━━━━━ RAW RECORDS ━━━━━

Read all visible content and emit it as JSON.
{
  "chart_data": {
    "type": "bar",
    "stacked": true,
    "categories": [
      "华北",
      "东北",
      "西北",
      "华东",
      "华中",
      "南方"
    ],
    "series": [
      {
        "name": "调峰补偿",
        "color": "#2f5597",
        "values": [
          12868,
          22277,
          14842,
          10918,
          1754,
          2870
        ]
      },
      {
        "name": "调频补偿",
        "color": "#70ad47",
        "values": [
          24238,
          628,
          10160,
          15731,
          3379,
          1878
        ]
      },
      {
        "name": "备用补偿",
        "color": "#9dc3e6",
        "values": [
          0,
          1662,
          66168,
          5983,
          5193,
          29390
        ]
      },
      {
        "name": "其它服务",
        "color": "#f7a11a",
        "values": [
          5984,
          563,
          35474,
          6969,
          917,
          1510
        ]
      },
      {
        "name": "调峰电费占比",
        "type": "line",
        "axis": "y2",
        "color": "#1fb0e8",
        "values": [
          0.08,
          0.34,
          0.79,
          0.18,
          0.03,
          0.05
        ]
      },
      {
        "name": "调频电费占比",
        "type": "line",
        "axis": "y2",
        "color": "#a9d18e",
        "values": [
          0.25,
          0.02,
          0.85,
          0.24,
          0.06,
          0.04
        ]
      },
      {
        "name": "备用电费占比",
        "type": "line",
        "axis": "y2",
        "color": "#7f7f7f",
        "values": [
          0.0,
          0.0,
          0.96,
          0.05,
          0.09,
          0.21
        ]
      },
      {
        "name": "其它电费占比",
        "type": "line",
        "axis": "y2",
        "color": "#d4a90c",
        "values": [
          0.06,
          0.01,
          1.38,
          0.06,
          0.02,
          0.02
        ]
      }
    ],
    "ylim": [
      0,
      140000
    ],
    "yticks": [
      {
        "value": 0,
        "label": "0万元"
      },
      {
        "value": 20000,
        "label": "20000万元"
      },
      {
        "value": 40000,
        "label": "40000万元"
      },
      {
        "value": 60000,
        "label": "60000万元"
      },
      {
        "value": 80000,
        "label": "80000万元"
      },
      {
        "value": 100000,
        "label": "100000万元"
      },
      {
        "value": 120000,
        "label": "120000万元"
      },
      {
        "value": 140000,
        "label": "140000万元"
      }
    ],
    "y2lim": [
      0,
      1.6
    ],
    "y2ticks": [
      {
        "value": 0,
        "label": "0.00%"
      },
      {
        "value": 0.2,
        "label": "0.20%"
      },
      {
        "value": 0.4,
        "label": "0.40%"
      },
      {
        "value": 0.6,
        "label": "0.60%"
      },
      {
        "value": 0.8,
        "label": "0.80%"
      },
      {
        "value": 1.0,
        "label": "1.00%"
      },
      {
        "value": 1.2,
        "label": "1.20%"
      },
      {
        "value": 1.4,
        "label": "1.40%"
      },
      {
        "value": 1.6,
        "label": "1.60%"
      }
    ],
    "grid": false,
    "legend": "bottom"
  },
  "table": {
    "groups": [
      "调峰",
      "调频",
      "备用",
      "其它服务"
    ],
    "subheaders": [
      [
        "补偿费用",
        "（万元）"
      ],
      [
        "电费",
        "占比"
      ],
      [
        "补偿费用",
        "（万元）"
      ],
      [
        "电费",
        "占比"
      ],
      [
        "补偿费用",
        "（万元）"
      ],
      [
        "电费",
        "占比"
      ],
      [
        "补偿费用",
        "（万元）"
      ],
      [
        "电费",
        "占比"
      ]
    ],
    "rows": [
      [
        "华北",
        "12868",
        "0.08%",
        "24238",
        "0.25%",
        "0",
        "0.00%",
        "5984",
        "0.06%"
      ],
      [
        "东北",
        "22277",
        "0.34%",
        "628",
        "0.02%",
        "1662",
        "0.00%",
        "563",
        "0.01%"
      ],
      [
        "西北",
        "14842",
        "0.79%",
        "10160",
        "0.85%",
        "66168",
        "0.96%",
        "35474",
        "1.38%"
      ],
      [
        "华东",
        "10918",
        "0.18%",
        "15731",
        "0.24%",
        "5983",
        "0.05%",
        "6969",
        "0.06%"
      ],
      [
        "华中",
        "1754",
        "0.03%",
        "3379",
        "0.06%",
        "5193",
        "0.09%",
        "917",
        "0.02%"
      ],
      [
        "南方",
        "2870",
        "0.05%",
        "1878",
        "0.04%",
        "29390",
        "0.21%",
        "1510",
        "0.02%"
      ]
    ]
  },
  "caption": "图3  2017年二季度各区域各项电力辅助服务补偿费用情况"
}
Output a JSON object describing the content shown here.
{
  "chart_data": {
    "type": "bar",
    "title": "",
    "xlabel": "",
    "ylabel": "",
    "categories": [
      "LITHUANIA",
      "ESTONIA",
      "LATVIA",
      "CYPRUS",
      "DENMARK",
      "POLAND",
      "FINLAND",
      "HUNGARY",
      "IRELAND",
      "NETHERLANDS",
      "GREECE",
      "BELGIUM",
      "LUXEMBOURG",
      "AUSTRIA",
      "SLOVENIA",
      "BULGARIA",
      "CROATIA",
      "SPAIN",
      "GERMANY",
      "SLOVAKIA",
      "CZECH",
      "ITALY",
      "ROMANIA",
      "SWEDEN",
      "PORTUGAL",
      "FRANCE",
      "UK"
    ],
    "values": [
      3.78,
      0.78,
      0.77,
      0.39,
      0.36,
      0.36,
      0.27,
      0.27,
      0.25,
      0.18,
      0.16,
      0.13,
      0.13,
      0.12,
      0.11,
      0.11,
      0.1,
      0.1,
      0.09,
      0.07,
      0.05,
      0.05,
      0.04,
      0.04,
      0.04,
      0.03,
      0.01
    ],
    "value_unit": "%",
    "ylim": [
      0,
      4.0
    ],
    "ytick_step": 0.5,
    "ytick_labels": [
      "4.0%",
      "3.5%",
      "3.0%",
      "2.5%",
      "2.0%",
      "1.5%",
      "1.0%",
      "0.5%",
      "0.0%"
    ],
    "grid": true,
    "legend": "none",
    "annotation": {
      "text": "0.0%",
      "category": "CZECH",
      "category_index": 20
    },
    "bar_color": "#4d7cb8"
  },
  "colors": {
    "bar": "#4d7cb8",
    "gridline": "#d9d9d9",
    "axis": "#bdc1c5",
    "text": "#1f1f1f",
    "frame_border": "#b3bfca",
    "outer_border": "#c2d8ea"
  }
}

━━━━━
━━━━━ RAW RECORDS ━━━━━

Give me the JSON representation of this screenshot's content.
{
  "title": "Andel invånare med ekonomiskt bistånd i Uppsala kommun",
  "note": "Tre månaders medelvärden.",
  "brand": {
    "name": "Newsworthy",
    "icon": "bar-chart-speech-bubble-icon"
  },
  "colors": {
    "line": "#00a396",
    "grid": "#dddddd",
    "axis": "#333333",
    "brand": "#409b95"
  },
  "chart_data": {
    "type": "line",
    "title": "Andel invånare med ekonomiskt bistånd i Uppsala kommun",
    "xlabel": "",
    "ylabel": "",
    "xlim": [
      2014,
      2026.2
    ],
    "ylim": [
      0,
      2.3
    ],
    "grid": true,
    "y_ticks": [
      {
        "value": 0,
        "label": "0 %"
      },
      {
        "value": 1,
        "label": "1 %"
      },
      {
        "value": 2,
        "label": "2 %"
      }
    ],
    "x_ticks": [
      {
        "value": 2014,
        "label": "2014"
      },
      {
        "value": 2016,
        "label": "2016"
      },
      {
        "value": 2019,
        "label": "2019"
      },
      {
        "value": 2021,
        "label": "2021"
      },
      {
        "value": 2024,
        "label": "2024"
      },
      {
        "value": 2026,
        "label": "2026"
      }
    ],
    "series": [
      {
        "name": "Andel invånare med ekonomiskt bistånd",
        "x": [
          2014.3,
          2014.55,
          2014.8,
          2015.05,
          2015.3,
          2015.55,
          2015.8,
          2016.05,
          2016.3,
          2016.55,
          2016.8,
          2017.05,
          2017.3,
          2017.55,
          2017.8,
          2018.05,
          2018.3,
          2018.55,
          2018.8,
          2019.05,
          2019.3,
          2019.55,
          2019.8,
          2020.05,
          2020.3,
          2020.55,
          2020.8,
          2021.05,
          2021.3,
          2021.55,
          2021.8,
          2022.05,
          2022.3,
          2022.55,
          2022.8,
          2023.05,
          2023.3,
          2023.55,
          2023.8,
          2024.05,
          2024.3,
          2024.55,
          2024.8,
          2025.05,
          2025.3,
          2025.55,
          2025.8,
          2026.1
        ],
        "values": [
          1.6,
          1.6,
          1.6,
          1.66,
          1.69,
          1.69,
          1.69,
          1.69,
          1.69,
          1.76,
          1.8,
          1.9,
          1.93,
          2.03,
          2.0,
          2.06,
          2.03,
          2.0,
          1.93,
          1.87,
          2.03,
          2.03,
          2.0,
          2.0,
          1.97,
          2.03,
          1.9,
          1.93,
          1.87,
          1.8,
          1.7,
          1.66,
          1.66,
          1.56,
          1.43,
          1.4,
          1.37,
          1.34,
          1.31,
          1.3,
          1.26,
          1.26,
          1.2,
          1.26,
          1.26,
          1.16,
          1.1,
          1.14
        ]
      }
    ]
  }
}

━━━━━

• [EXERCISE AIM]: From the entries above, list each line with "JSON" in it.

• [SOLUTION TO THIS PROBLEM]:
Read all visible content and emit it as JSON.
Output a JSON object describing the content shown here.
Give me the JSON representation of this screenshot's content.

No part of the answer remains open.